▸ **AIM**:
Copy each line that holds "всходов".

▸ **EXERCISE INPUT**:
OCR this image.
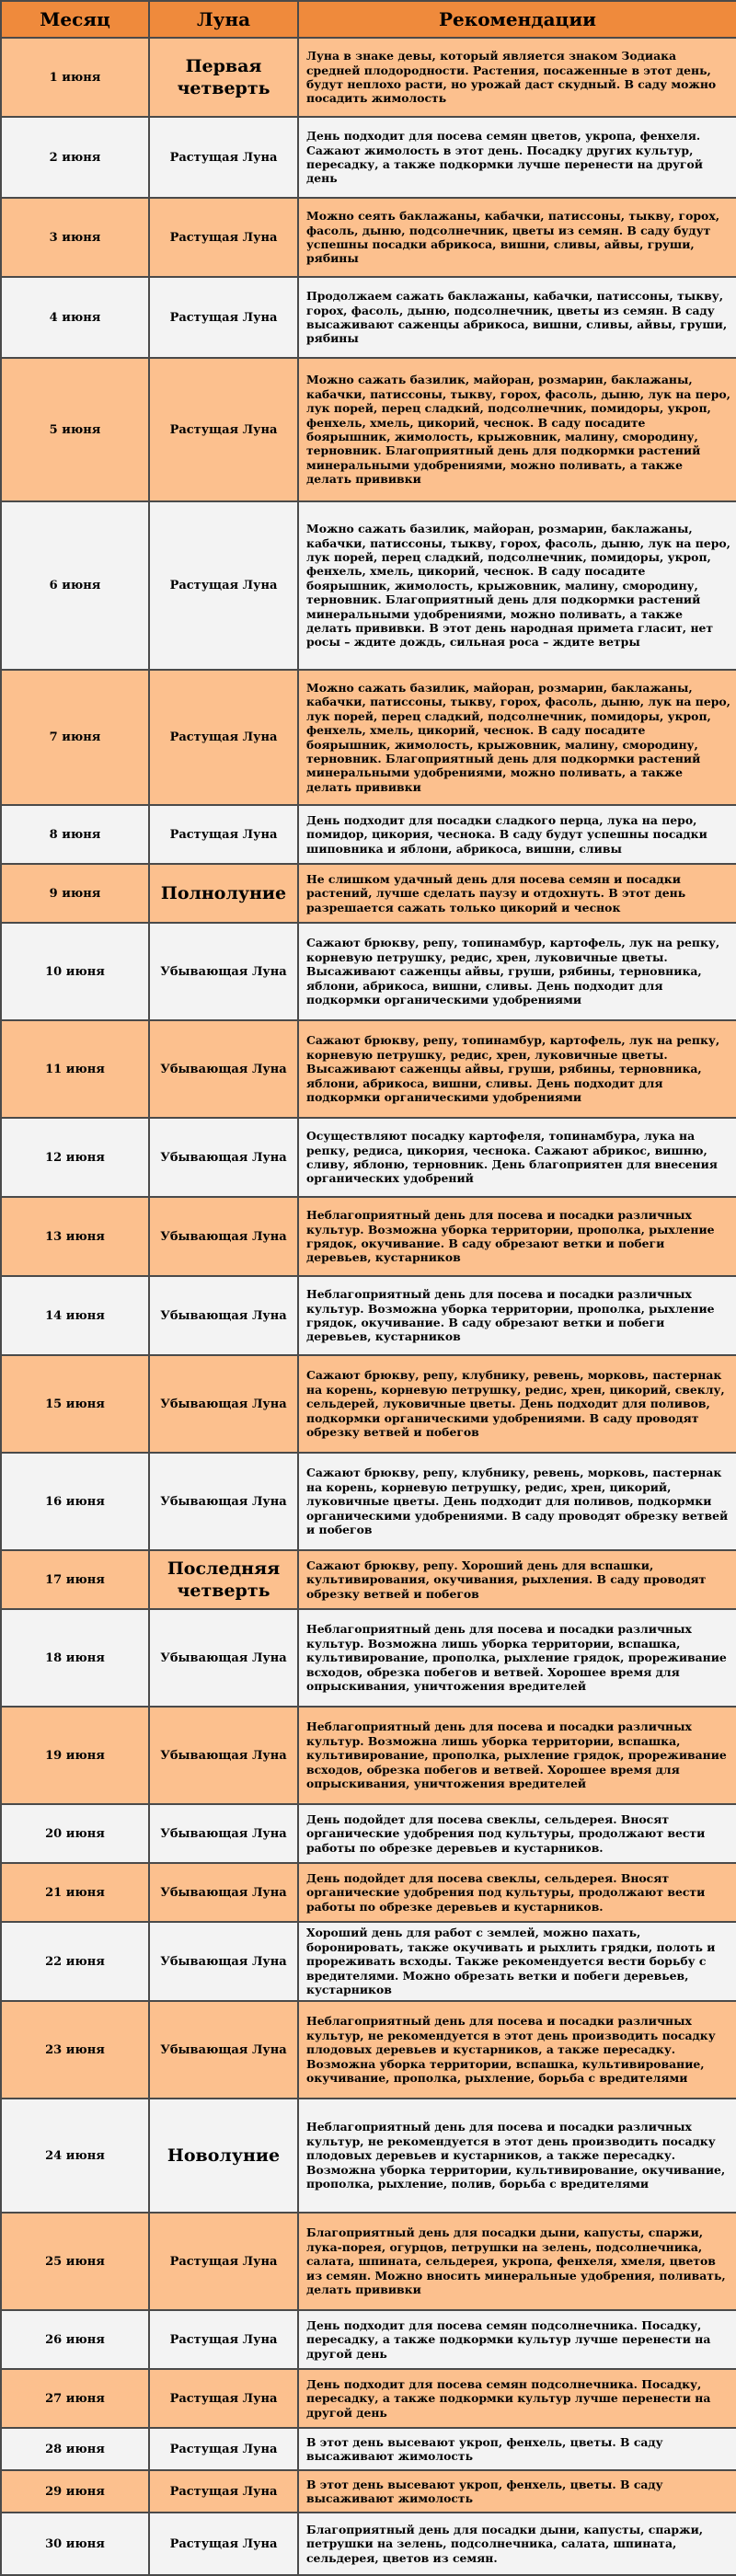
Месяц	Луна	Рекомендации
1 июня	Первая четверть	Луна в знаке девы, который является знаком Зодиака средней плодородности. Растения, посаженные в этот день, будут неплохо расти, но урожай даст скудный. В саду можно посадить жимолость
2 июня	Растущая Луна	День подходит для посева семян цветов, укропа, фенхеля. Сажают жимолость в этот день. Посадку других культур, пересадку, а также подкормки лучше перенести на другой день
3 июня	Растущая Луна	Можно сеять баклажаны, кабачки, патиссоны, тыкву, горох, фасоль, дыню, подсолнечник, цветы из семян. В саду будут успешны посадки абрикоса, вишни, сливы, айвы, груши, рябины
4 июня	Растущая Луна	Продолжаем сажать баклажаны, кабачки, патиссоны, тыкву, горох, фасоль, дыню, подсолнечник, цветы из семян. В саду высаживают саженцы абрикоса, вишни, сливы, айвы, груши, рябины
5 июня	Растущая Луна	Можно сажать базилик, майоран, розмарин, баклажаны, кабачки, патиссоны, тыкву, горох, фасоль, дыню, лук на перо, лук порей, перец сладкий, подсолнечник, помидоры, укроп, фенхель, хмель, цикорий, чеснок. В саду посадите боярышник, жимолость, крыжовник, малину, смородину, терновник. Благоприятный день для подкормки растений минеральными удобрениями, можно поливать, а также делать прививки
6 июня	Растущая Луна	Можно сажать базилик, майоран, розмарин, баклажаны, кабачки, патиссоны, тыкву, горох, фасоль, дыню, лук на перо, лук порей, перец сладкий, подсолнечник, помидоры, укроп, фенхель, хмель, цикорий, чеснок. В саду посадите боярышник, жимолость, крыжовник, малину, смородину, терновник. Благоприятный день для подкормки растений минеральными удобрениями, можно поливать, а также делать прививки. В этот день народная примета гласит, нет росы – ждите дождь, сильная роса – ждите ветры
7 июня	Растущая Луна	Можно сажать базилик, майоран, розмарин, баклажаны, кабачки, патиссоны, тыкву, горох, фасоль, дыню, лук на перо, лук порей, перец сладкий, подсолнечник, помидоры, укроп, фенхель, хмель, цикорий, чеснок. В саду посадите боярышник, жимолость, крыжовник, малину, смородину, терновник. Благоприятный день для подкормки растений минеральными удобрениями, можно поливать, а также делать прививки
8 июня	Растущая Луна	День подходит для посадки сладкого перца, лука на перо, помидор, цикория, чеснока. В саду будут успешны посадки шиповника и яблони, абрикоса, вишни, сливы
9 июня	Полнолуние	Не слишком удачный день для посева семян и посадки растений, лучше сделать паузу и отдохнуть. В этот день разрешается сажать только цикорий и чеснок
10 июня	Убывающая Луна	Сажают брюкву, репу, топинамбур, картофель, лук на репку, корневую петрушку, редис, хрен, луковичные цветы. Высаживают саженцы айвы, груши, рябины, терновника, яблони, абрикоса, вишни, сливы. День подходит для подкормки органическими удобрениями
11 июня	Убывающая Луна	Сажают брюкву, репу, топинамбур, картофель, лук на репку, корневую петрушку, редис, хрен, луковичные цветы. Высаживают саженцы айвы, груши, рябины, терновника, яблони, абрикоса, вишни, сливы. День подходит для подкормки органическими удобрениями
12 июня	Убывающая Луна	Осуществляют посадку картофеля, топинамбура, лука на репку, редиса, цикория, чеснока. Сажают абрикос, вишню, сливу, яблоню, терновник. День благоприятен для внесения органических удобрений
13 июня	Убывающая Луна	Неблагоприятный день для посева и посадки различных культур. Возможна уборка территории, прополка, рыхление грядок, окучивание. В саду обрезают ветки и побеги деревьев, кустарников
14 июня	Убывающая Луна	Неблагоприятный день для посева и посадки различных культур. Возможна уборка территории, прополка, рыхление грядок, окучивание. В саду обрезают ветки и побеги деревьев, кустарников
15 июня	Убывающая Луна	Сажают брюкву, репу, клубнику, ревень, морковь, пастернак на корень, корневую петрушку, редис, хрен, цикорий, свеклу, сельдерей, луковичные цветы. День подходит для поливов, подкормки органическими удобрениями. В саду проводят обрезку ветвей и побегов
16 июня	Убывающая Луна	Сажают брюкву, репу, клубнику, ревень, морковь, пастернак на корень, корневую петрушку, редис, хрен, цикорий, луковичные цветы. День подходит для поливов, подкормки органическими удобрениями. В саду проводят обрезку ветвей и побегов
17 июня	Последняя четверть	Сажают брюкву, репу. Хороший день для вспашки, культивирования, окучивания, рыхления. В саду проводят обрезку ветвей и побегов
18 июня	Убывающая Луна	Неблагоприятный день для посева и посадки различных культур. Возможна лишь уборка территории, вспашка, культивирование, прополка, рыхление грядок, прореживание всходов, обрезка побегов и ветвей. Хорошее время для опрыскивания, уничтожения вредителей
19 июня	Убывающая Луна	Неблагоприятный день для посева и посадки различных культур. Возможна лишь уборка территории, вспашка, культивирование, прополка, рыхление грядок, прореживание всходов, обрезка побегов и ветвей. Хорошее время для опрыскивания, уничтожения вредителей
20 июня	Убывающая Луна	День подойдет для посева свеклы, сельдерея. Вносят органические удобрения под культуры, продолжают вести работы по обрезке деревьев и кустарников.
21 июня	Убывающая Луна	День подойдет для посева свеклы, сельдерея. Вносят органические удобрения под культуры, продолжают вести работы по обрезке деревьев и кустарников.
22 июня	Убывающая Луна	Хороший день для работ с землей, можно пахать, боронировать, также окучивать и рыхлить грядки, полоть и прореживать всходы. Также рекомендуется вести борьбу с вредителями. Можно обрезать ветки и побеги деревьев, кустарников
23 июня	Убывающая Луна	Неблагоприятный день для посева и посадки различных культур, не рекомендуется в этот день производить посадку плодовых деревьев и кустарников, а также пересадку. Возможна уборка территории, вспашка, культивирование, окучивание, прополка, рыхление, борьба с вредителями
24 июня	Новолуние	Неблагоприятный день для посева и посадки различных культур, не рекомендуется в этот день производить посадку плодовых деревьев и кустарников, а также пересадку. Возможна уборка территории, культивирование, окучивание, прополка, рыхление, полив, борьба с вредителями
25 июня	Растущая Луна	Благоприятный день для посадки дыни, капусты, спаржи, лука-порея, огурцов, петрушки на зелень, подсолнечника, салата, шпината, сельдерея, укропа, фенхеля, хмеля, цветов из семян. Можно вносить минеральные удобрения, поливать, делать прививки
26 июня	Растущая Луна	День подходит для посева семян подсолнечника. Посадку, пересадку, а также подкормки культур лучше перенести на другой день
27 июня	Растущая Луна	День подходит для посева семян подсолнечника. Посадку, пересадку, а также подкормки культур лучше перенести на другой день
28 июня	Растущая Луна	В этот день высевают укроп, фенхель, цветы. В саду высаживают жимолость
29 июня	Растущая Луна	В этот день высевают укроп, фенхель, цветы. В саду высаживают жимолость
30 июня	Растущая Луна	Благоприятный день для посадки дыни, капусты, спаржи, петрушки на зелень, подсолнечника, салата, шпината, сельдерея, цветов из семян.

▸ **TASK RESPONSE**:
18 июня	Убывающая Луна	Неблагоприятный день для посева и посадки различных культур. Возможна лишь уборка территории, вспашка, культивирование, прополка, рыхление грядок, прореживание всходов, обрезка побегов и ветвей. Хорошее время для опрыскивания, уничтожения вредителей
19 июня	Убывающая Луна	Неблагоприятный день для посева и посадки различных культур. Возможна лишь уборка территории, вспашка, культивирование, прополка, рыхление грядок, прореживание всходов, обрезка побегов и ветвей. Хорошее время для опрыскивания, уничтожения вредителей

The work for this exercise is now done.